- [Requirements]
Take every line from the material that has the word "SRMTID" in it.

Records that describe figures:
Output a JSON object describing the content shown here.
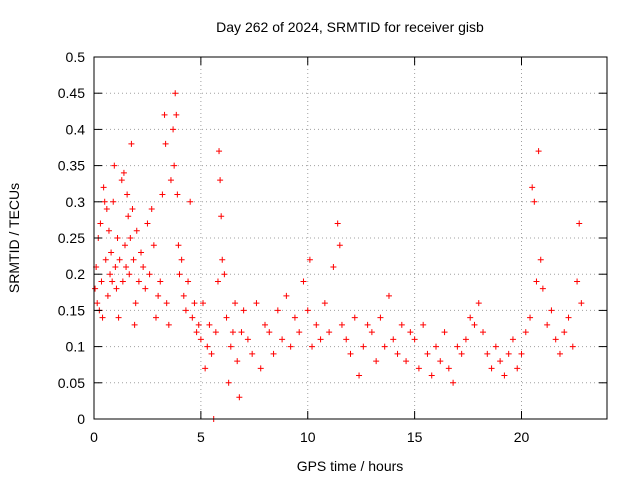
{
  "chart_data": {
    "type": "scatter",
    "title": "Day 262 of 2024, SRMTID for receiver gisb",
    "xlabel": "GPS time / hours",
    "ylabel": "SRMTID / TECUs",
    "xlim": [
      0,
      24
    ],
    "ylim": [
      0,
      0.5
    ],
    "xticks": [
      0,
      5,
      10,
      15,
      20
    ],
    "xtick_labels": [
      "0",
      "5",
      "10",
      "15",
      "20"
    ],
    "yticks": [
      0,
      0.05,
      0.1,
      0.15,
      0.2,
      0.25,
      0.3,
      0.35,
      0.4,
      0.45,
      0.5
    ],
    "ytick_labels": [
      "0",
      "0.05",
      "0.1",
      "0.15",
      "0.2",
      "0.25",
      "0.3",
      "0.35",
      "0.4",
      "0.45",
      "0.5"
    ],
    "grid": true,
    "marker": "+",
    "marker_color": "#ff0000",
    "series": [
      {
        "name": "SRMTID",
        "points": [
          [
            0.05,
            0.18
          ],
          [
            0.1,
            0.21
          ],
          [
            0.15,
            0.16
          ],
          [
            0.2,
            0.25
          ],
          [
            0.25,
            0.15
          ],
          [
            0.3,
            0.27
          ],
          [
            0.35,
            0.19
          ],
          [
            0.4,
            0.14
          ],
          [
            0.45,
            0.32
          ],
          [
            0.5,
            0.3
          ],
          [
            0.55,
            0.22
          ],
          [
            0.6,
            0.29
          ],
          [
            0.65,
            0.17
          ],
          [
            0.7,
            0.26
          ],
          [
            0.75,
            0.2
          ],
          [
            0.8,
            0.23
          ],
          [
            0.85,
            0.19
          ],
          [
            0.9,
            0.3
          ],
          [
            0.95,
            0.35
          ],
          [
            1.0,
            0.21
          ],
          [
            1.05,
            0.18
          ],
          [
            1.1,
            0.25
          ],
          [
            1.15,
            0.14
          ],
          [
            1.2,
            0.22
          ],
          [
            1.3,
            0.33
          ],
          [
            1.35,
            0.19
          ],
          [
            1.4,
            0.34
          ],
          [
            1.45,
            0.24
          ],
          [
            1.5,
            0.21
          ],
          [
            1.55,
            0.31
          ],
          [
            1.6,
            0.28
          ],
          [
            1.65,
            0.2
          ],
          [
            1.7,
            0.25
          ],
          [
            1.75,
            0.38
          ],
          [
            1.8,
            0.29
          ],
          [
            1.85,
            0.22
          ],
          [
            1.9,
            0.13
          ],
          [
            1.95,
            0.16
          ],
          [
            2.0,
            0.26
          ],
          [
            2.1,
            0.19
          ],
          [
            2.2,
            0.23
          ],
          [
            2.3,
            0.21
          ],
          [
            2.4,
            0.18
          ],
          [
            2.5,
            0.27
          ],
          [
            2.6,
            0.2
          ],
          [
            2.7,
            0.29
          ],
          [
            2.8,
            0.24
          ],
          [
            2.9,
            0.14
          ],
          [
            3.0,
            0.17
          ],
          [
            3.1,
            0.19
          ],
          [
            3.2,
            0.31
          ],
          [
            3.3,
            0.42
          ],
          [
            3.35,
            0.38
          ],
          [
            3.4,
            0.16
          ],
          [
            3.5,
            0.13
          ],
          [
            3.6,
            0.33
          ],
          [
            3.7,
            0.4
          ],
          [
            3.75,
            0.35
          ],
          [
            3.8,
            0.45
          ],
          [
            3.85,
            0.42
          ],
          [
            3.9,
            0.31
          ],
          [
            3.95,
            0.24
          ],
          [
            4.0,
            0.2
          ],
          [
            4.1,
            0.22
          ],
          [
            4.2,
            0.17
          ],
          [
            4.3,
            0.15
          ],
          [
            4.4,
            0.19
          ],
          [
            4.5,
            0.3
          ],
          [
            4.6,
            0.14
          ],
          [
            4.7,
            0.16
          ],
          [
            4.8,
            0.12
          ],
          [
            4.9,
            0.13
          ],
          [
            5.0,
            0.11
          ],
          [
            5.1,
            0.16
          ],
          [
            5.2,
            0.07
          ],
          [
            5.3,
            0.1
          ],
          [
            5.4,
            0.13
          ],
          [
            5.5,
            0.09
          ],
          [
            5.6,
            0.0
          ],
          [
            5.7,
            0.12
          ],
          [
            5.8,
            0.19
          ],
          [
            5.85,
            0.37
          ],
          [
            5.9,
            0.33
          ],
          [
            5.95,
            0.28
          ],
          [
            6.0,
            0.22
          ],
          [
            6.1,
            0.2
          ],
          [
            6.2,
            0.14
          ],
          [
            6.3,
            0.05
          ],
          [
            6.4,
            0.1
          ],
          [
            6.5,
            0.12
          ],
          [
            6.6,
            0.16
          ],
          [
            6.7,
            0.08
          ],
          [
            6.8,
            0.03
          ],
          [
            6.9,
            0.12
          ],
          [
            7.0,
            0.15
          ],
          [
            7.2,
            0.11
          ],
          [
            7.4,
            0.09
          ],
          [
            7.6,
            0.16
          ],
          [
            7.8,
            0.07
          ],
          [
            8.0,
            0.13
          ],
          [
            8.2,
            0.12
          ],
          [
            8.4,
            0.09
          ],
          [
            8.6,
            0.15
          ],
          [
            8.8,
            0.11
          ],
          [
            9.0,
            0.17
          ],
          [
            9.2,
            0.1
          ],
          [
            9.4,
            0.14
          ],
          [
            9.6,
            0.12
          ],
          [
            9.8,
            0.19
          ],
          [
            10.0,
            0.15
          ],
          [
            10.1,
            0.22
          ],
          [
            10.2,
            0.1
          ],
          [
            10.4,
            0.13
          ],
          [
            10.6,
            0.11
          ],
          [
            10.8,
            0.16
          ],
          [
            11.0,
            0.12
          ],
          [
            11.2,
            0.21
          ],
          [
            11.4,
            0.27
          ],
          [
            11.5,
            0.24
          ],
          [
            11.6,
            0.13
          ],
          [
            11.8,
            0.11
          ],
          [
            12.0,
            0.09
          ],
          [
            12.2,
            0.14
          ],
          [
            12.4,
            0.06
          ],
          [
            12.6,
            0.1
          ],
          [
            12.8,
            0.13
          ],
          [
            13.0,
            0.12
          ],
          [
            13.2,
            0.08
          ],
          [
            13.4,
            0.14
          ],
          [
            13.6,
            0.1
          ],
          [
            13.8,
            0.17
          ],
          [
            14.0,
            0.11
          ],
          [
            14.2,
            0.09
          ],
          [
            14.4,
            0.13
          ],
          [
            14.6,
            0.08
          ],
          [
            14.8,
            0.12
          ],
          [
            15.0,
            0.11
          ],
          [
            15.2,
            0.07
          ],
          [
            15.4,
            0.13
          ],
          [
            15.6,
            0.09
          ],
          [
            15.8,
            0.06
          ],
          [
            16.0,
            0.1
          ],
          [
            16.2,
            0.08
          ],
          [
            16.4,
            0.12
          ],
          [
            16.6,
            0.07
          ],
          [
            16.8,
            0.05
          ],
          [
            17.0,
            0.1
          ],
          [
            17.2,
            0.09
          ],
          [
            17.4,
            0.11
          ],
          [
            17.6,
            0.14
          ],
          [
            17.8,
            0.13
          ],
          [
            18.0,
            0.16
          ],
          [
            18.2,
            0.12
          ],
          [
            18.4,
            0.09
          ],
          [
            18.6,
            0.07
          ],
          [
            18.8,
            0.1
          ],
          [
            19.0,
            0.08
          ],
          [
            19.2,
            0.06
          ],
          [
            19.4,
            0.09
          ],
          [
            19.6,
            0.11
          ],
          [
            19.8,
            0.07
          ],
          [
            20.0,
            0.09
          ],
          [
            20.2,
            0.12
          ],
          [
            20.4,
            0.14
          ],
          [
            20.5,
            0.32
          ],
          [
            20.6,
            0.3
          ],
          [
            20.7,
            0.19
          ],
          [
            20.8,
            0.37
          ],
          [
            20.9,
            0.22
          ],
          [
            21.0,
            0.18
          ],
          [
            21.2,
            0.13
          ],
          [
            21.4,
            0.15
          ],
          [
            21.6,
            0.11
          ],
          [
            21.8,
            0.09
          ],
          [
            22.0,
            0.12
          ],
          [
            22.2,
            0.14
          ],
          [
            22.4,
            0.1
          ],
          [
            22.6,
            0.19
          ],
          [
            22.7,
            0.27
          ],
          [
            22.8,
            0.16
          ]
        ]
      }
    ]
  }
}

- [Solution for this problem]
    "title": "Day 262 of 2024, SRMTID for receiver gisb",
    "ylabel": "SRMTID / TECUs",
        "name": "SRMTID",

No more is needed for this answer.